§ Work to be completed:
Word for word, print each line of the listing below; pictures stay out.

─── Extracted data ───

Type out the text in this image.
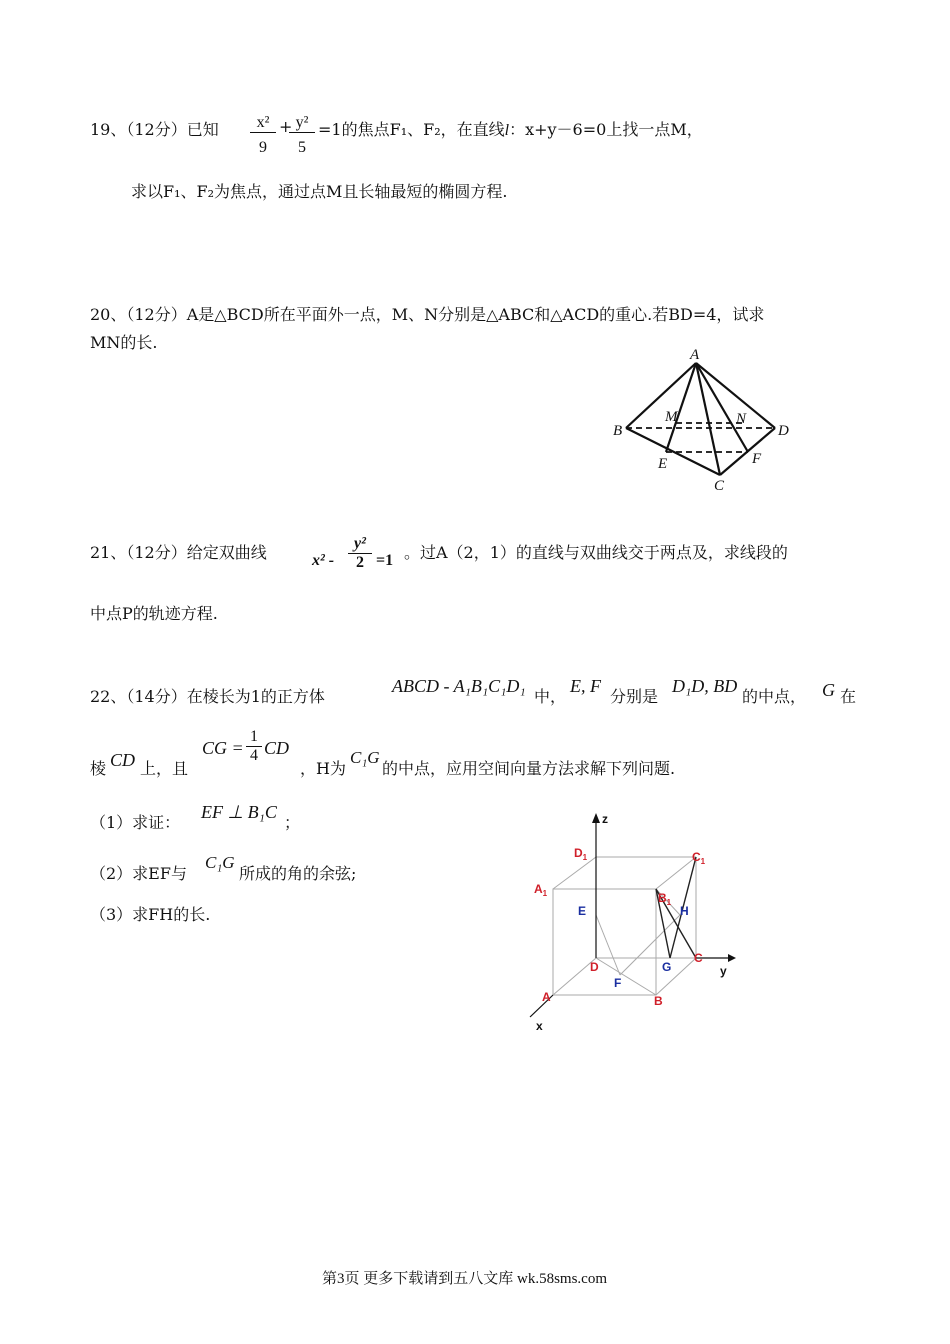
19、（12分）已知 $\frac{\text{x²}}{9}$ +
$\frac{\text{y²}}{5} =1$的焦点F₁、F₂，在直线l：x+y－6=0上找一点M，
求以F₁、F₂为焦点，通过点M且长轴最短的椭圆方程.
20、（12分）A是△BCD所在平面外一点，M、N分别是△ABC和△ACD的重心.若BD=4，试求
MN的长.
A
B	D
M	N
E	F
C
21、（12分）给定双曲线	$x^2 - \frac{\text{y²}}{2} =1$ 。过A（2，1）的直线与双曲线交于两点及，求线段的
中点P的轨迹方程.
22、（14分）在棱长为1的正方体
ABCD - A₁B₁C₁D₁
中，
E, F
分别是
D₁D, BD
的中点， G 在
棱 CD 上，且
CG = $\frac{1}{4}$ CD
，H为
C₁G
的中点，应用空间向量方法求解下列问题.
（1）求证：
EF ⊥ B₁C
；
（2）求EF与
C₁G
所成的角的余弦;
（3）求FH的长.
z
y
x
$D_1$	$C_1$
$A_1$	$B_1$
E	H
D	G
C
F
A	B
第3页 更多下载请到五八文库 wk.58sms.com
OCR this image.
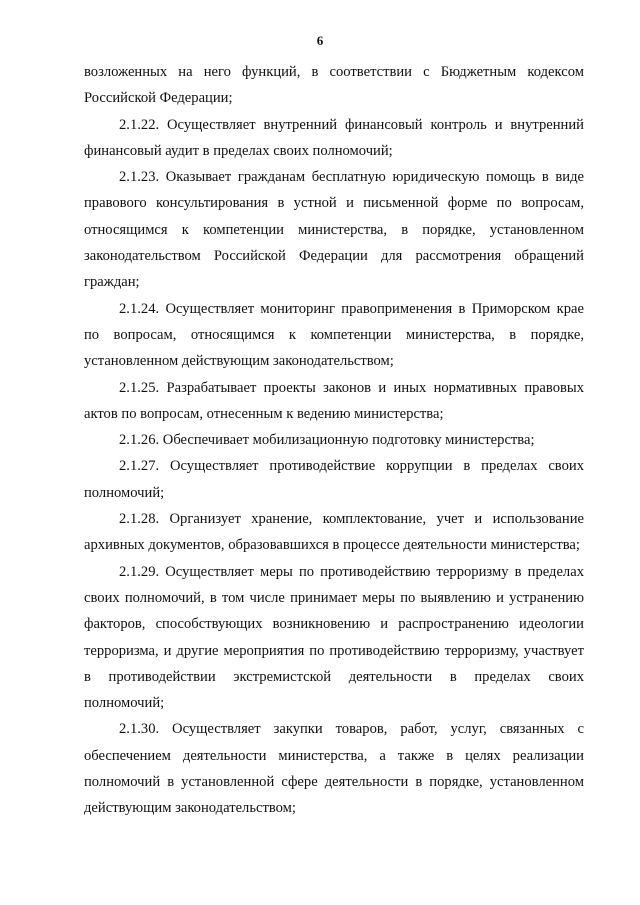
6

возложенных на него функций, в соответствии с Бюджетным кодексом Российской Федерации;

2.1.22. Осуществляет внутренний финансовый контроль и внутренний финансовый аудит в пределах своих полномочий;

2.1.23. Оказывает гражданам бесплатную юридическую помощь в виде правового консультирования в устной и письменной форме по вопросам, относящимся к компетенции министерства, в порядке, установленном законодательством Российской Федерации для рассмотрения обращений граждан;

2.1.24. Осуществляет мониторинг правоприменения в Приморском крае по вопросам, относящимся к компетенции министерства, в порядке, установленном действующим законодательством;

2.1.25. Разрабатывает проекты законов и иных нормативных правовых актов по вопросам, отнесенным к ведению министерства;

2.1.26. Обеспечивает мобилизационную подготовку министерства;

2.1.27. Осуществляет противодействие коррупции в пределах своих полномочий;

2.1.28. Организует хранение, комплектование, учет и использование архивных документов, образовавшихся в процессе деятельности министерства;

2.1.29. Осуществляет меры по противодействию терроризму в пределах своих полномочий, в том числе принимает меры по выявлению и устранению факторов, способствующих возникновению и распространению идеологии терроризма, и другие мероприятия по противодействию терроризму, участвует в противодействии экстремистской деятельности в пределах своих полномочий;

2.1.30. Осуществляет закупки товаров, работ, услуг, связанных с обеспечением деятельности министерства, а также в целях реализации полномочий в установленной сфере деятельности в порядке, установленном действующим законодательством;
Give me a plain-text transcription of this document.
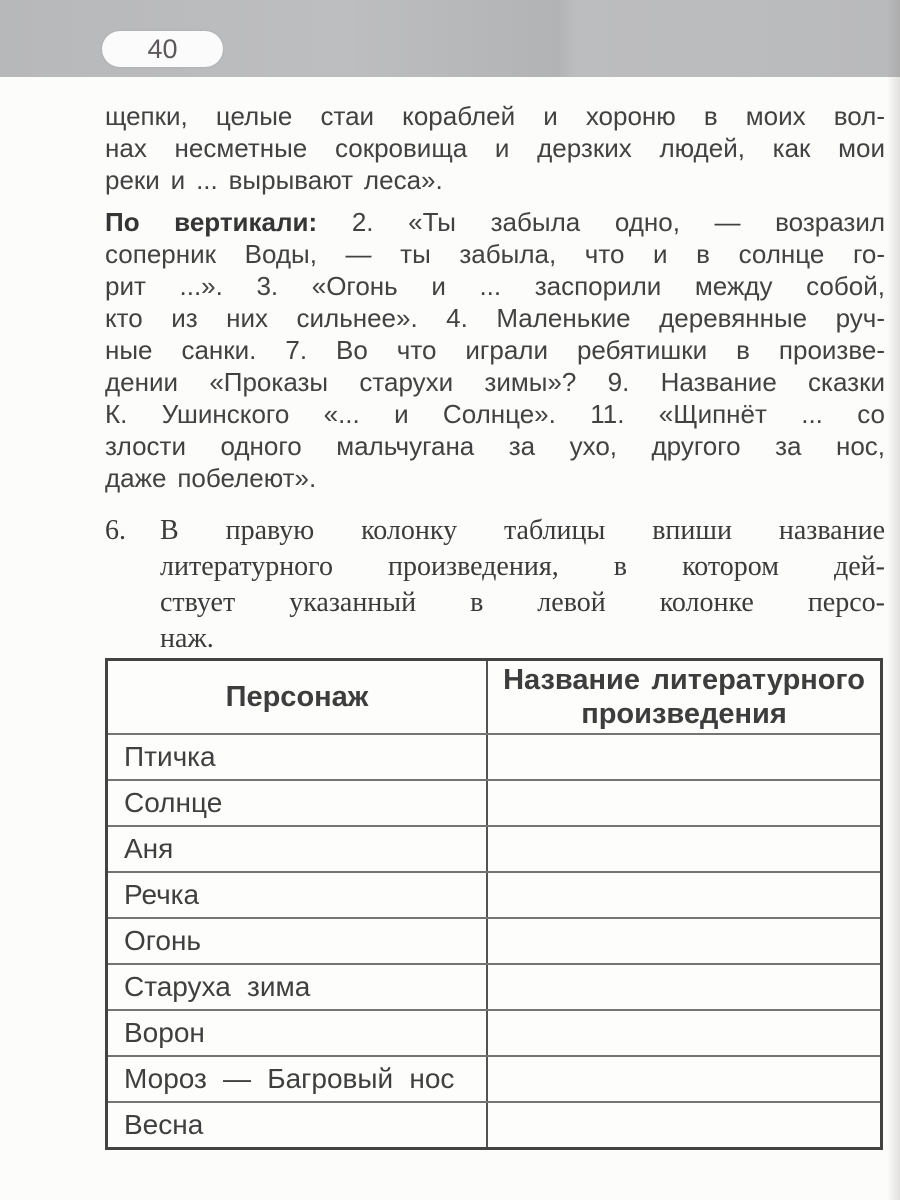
40
щепки, целые стаи кораблей и хороню в моих вол-
нах несметные сокровища и дерзких людей, как мои
реки и ... вырывают леса».
По вертикали: 2. «Ты забыла одно, — возразил
соперник Воды, — ты забыла, что и в солнце го-
рит ...». 3. «Огонь и ... заспорили между собой,
кто из них сильнее». 4. Маленькие деревянные руч-
ные санки. 7. Во что играли ребятишки в произве-
дении «Проказы старухи зимы»? 9. Название сказки
К. Ушинского «... и Солнце». 11. «Щипнёт ... со
злости одного мальчугана за ухо, другого за нос,
даже побелеют».
6.	В правую колонку таблицы впиши название
литературного произведения, в котором дей-
ствует указанный в левой колонке персо-
наж.
Персонаж
Название литературного
произведения
Птичка
Солнце
Аня
Речка
Огонь
Старуха зима
Ворон
Мороз — Багровый нос
Весна
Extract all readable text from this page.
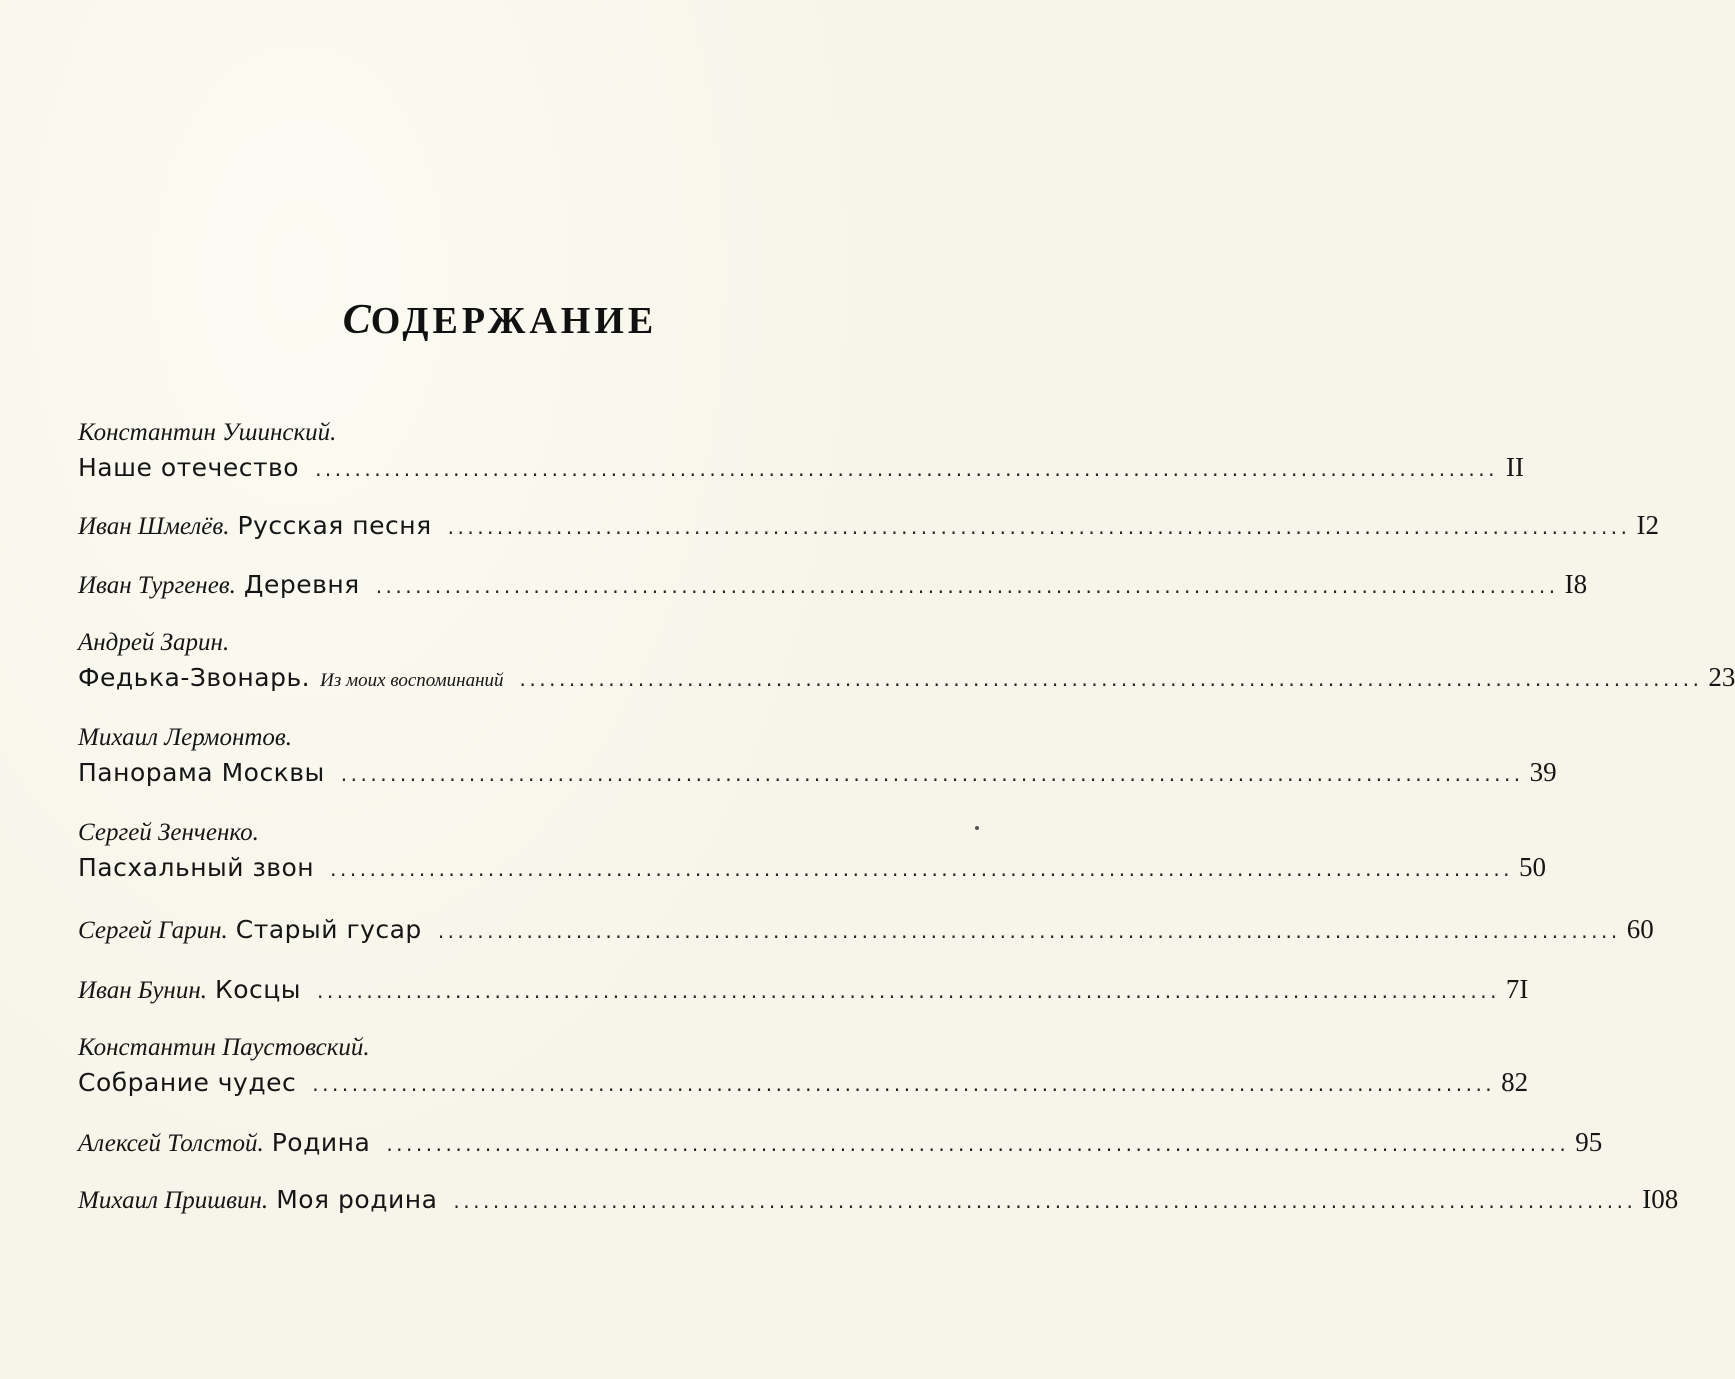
СОДЕРЖАНИЕ
Константин Ушинский.
Наше отечество ........................................................................................................................ II
Иван Шмелёв. Русская песня ........................................................................................................................ I2
Иван Тургенев. Деревня ........................................................................................................................ I8
Андрей Зарин.
Федька-Звонарь. Из моих воспоминаний ........................................................................................................................ 23
Михаил Лермонтов.
Панорама Москвы ........................................................................................................................ 39
Сергей Зенченко.
Пасхальный звон ........................................................................................................................ 50
Сергей Гарин. Старый гусар ........................................................................................................................ 60
Иван Бунин. Косцы ........................................................................................................................ 7I
Константин Паустовский.
Собрание чудес ........................................................................................................................ 82
Алексей Толстой. Родина ........................................................................................................................ 95
Михаил Пришвин. Моя родина ........................................................................................................................ I08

───

§ Correct output:
Type out the text in this image.
19、（12分）已知 $\frac{\text{x²}}{9}$ +
$\frac{\text{y²}}{5} =1$的焦点F₁、F₂，在直线l：x+y－6=0上找一点M，
求以F₁、F₂为焦点，通过点M且长轴最短的椭圆方程.
20、（12分）A是△BCD所在平面外一点，M、N分别是△ABC和△ACD的重心.若BD=4，试求
MN的长.
A
B	D
M	N
E	F
C
21、（12分）给定双曲线	$x^2 - \frac{\text{y²}}{2} =1$ 。过A（2，1）的直线与双曲线交于两点及，求线段的
中点P的轨迹方程.
22、（14分）在棱长为1的正方体
ABCD - A₁B₁C₁D₁
中，
E, F
分别是
D₁D, BD
的中点， G 在
棱 CD 上，且
CG = $\frac{1}{4}$ CD
，H为
C₁G
的中点，应用空间向量方法求解下列问题.
（1）求证：
EF ⊥ B₁C
；
（2）求EF与
C₁G
所成的角的余弦;
（3）求FH的长.
z
y
x
$D_1$	$C_1$
$A_1$	$B_1$
E	H
D	G
C
F
A	B
第3页 更多下载请到五八文库 wk.58sms.com
OCR this image.
6

возложенных на него функций, в соответствии с Бюджетным кодексом Российской Федерации;

2.1.22. Осуществляет внутренний финансовый контроль и внутренний финансовый аудит в пределах своих полномочий;

2.1.23. Оказывает гражданам бесплатную юридическую помощь в виде правового консультирования в устной и письменной форме по вопросам, относящимся к компетенции министерства, в порядке, установленном законодательством Российской Федерации для рассмотрения обращений граждан;

2.1.24. Осуществляет мониторинг правоприменения в Приморском крае по вопросам, относящимся к компетенции министерства, в порядке, установленном действующим законодательством;

2.1.25. Разрабатывает проекты законов и иных нормативных правовых актов по вопросам, отнесенным к ведению министерства;

2.1.26. Обеспечивает мобилизационную подготовку министерства;

2.1.27. Осуществляет противодействие коррупции в пределах своих полномочий;

2.1.28. Организует хранение, комплектование, учет и использование архивных документов, образовавшихся в процессе деятельности министерства;

2.1.29. Осуществляет меры по противодействию терроризму в пределах своих полномочий, в том числе принимает меры по выявлению и устранению факторов, способствующих возникновению и распространению идеологии терроризма, и другие мероприятия по противодействию терроризму, участвует в противодействии экстремистской деятельности в пределах своих полномочий;

2.1.30. Осуществляет закупки товаров, работ, услуг, связанных с обеспечением деятельности министерства, а также в целях реализации полномочий в установленной сфере деятельности в порядке, установленном действующим законодательством;
Give me a plain-text transcription of this document.
40
щепки, целые стаи кораблей и хороню в моих вол-
нах несметные сокровища и дерзких людей, как мои
реки и ... вырывают леса».
По вертикали: 2. «Ты забыла одно, — возразил
соперник Воды, — ты забыла, что и в солнце го-
рит ...». 3. «Огонь и ... заспорили между собой,
кто из них сильнее». 4. Маленькие деревянные руч-
ные санки. 7. Во что играли ребятишки в произве-
дении «Проказы старухи зимы»? 9. Название сказки
К. Ушинского «... и Солнце». 11. «Щипнёт ... со
злости одного мальчугана за ухо, другого за нос,
даже побелеют».
6.	В правую колонку таблицы впиши название
литературного произведения, в котором дей-
ствует указанный в левой колонке персо-
наж.
Персонаж
Название литературного
произведения
Птичка
Солнце
Аня
Речка
Огонь
Старуха зима
Ворон
Мороз — Багровый нос
Весна
Extract all readable text from this page.
СОДЕРЖАНИЕ
Константин Ушинский.
Наше отечество ........................................................................................................................ II
Иван Шмелёв. Русская песня ........................................................................................................................ I2
Иван Тургенев. Деревня ........................................................................................................................ I8
Андрей Зарин.
Федька-Звонарь. Из моих воспоминаний ........................................................................................................................ 23
Михаил Лермонтов.
Панорама Москвы ........................................................................................................................ 39
Сергей Зенченко.
Пасхальный звон ........................................................................................................................ 50
Сергей Гарин. Старый гусар ........................................................................................................................ 60
Иван Бунин. Косцы ........................................................................................................................ 7I
Константин Паустовский.
Собрание чудес ........................................................................................................................ 82
Алексей Толстой. Родина ........................................................................................................................ 95
Михаил Пришвин. Моя родина ........................................................................................................................ I08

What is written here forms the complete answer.